Collect all lines from the records below that include the word "ABC中".

_ _ _

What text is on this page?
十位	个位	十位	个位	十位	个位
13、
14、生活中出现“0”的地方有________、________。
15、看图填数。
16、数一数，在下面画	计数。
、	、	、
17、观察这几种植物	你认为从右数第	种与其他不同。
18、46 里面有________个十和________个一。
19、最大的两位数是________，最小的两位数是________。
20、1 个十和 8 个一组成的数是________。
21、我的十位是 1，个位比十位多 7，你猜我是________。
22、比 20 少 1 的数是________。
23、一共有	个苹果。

_ _ _

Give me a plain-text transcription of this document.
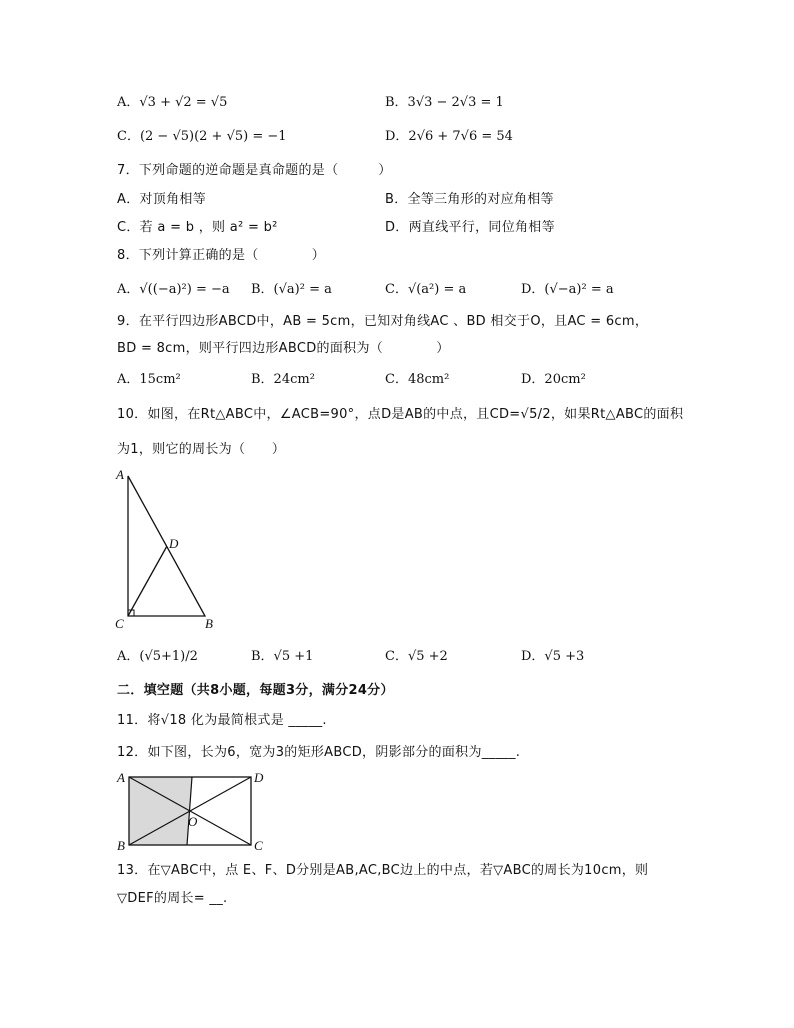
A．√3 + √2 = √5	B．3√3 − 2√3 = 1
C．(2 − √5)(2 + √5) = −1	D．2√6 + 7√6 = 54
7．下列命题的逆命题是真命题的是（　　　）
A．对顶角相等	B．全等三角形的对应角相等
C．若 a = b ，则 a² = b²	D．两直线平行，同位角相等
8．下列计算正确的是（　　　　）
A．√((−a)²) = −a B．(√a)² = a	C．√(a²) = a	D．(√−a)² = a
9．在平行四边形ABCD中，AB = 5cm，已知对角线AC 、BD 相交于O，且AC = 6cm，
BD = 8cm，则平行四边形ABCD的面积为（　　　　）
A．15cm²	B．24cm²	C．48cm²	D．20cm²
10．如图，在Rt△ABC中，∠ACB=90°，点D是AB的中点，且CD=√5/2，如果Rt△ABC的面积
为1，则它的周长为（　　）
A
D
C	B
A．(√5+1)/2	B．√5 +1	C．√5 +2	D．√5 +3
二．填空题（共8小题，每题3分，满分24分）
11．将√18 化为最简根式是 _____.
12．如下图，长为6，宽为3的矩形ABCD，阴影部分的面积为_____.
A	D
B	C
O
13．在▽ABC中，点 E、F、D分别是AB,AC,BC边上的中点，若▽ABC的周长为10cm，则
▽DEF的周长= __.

_ _ _

◆ **RESPONSE TO THIS EXERCISE**
10．如图，在Rt△ABC中，∠ACB=90°，点D是AB的中点，且CD=√5/2，如果Rt△ABC的面积
13．在▽ABC中，点 E、F、D分别是AB,AC,BC边上的中点，若▽ABC的周长为10cm，则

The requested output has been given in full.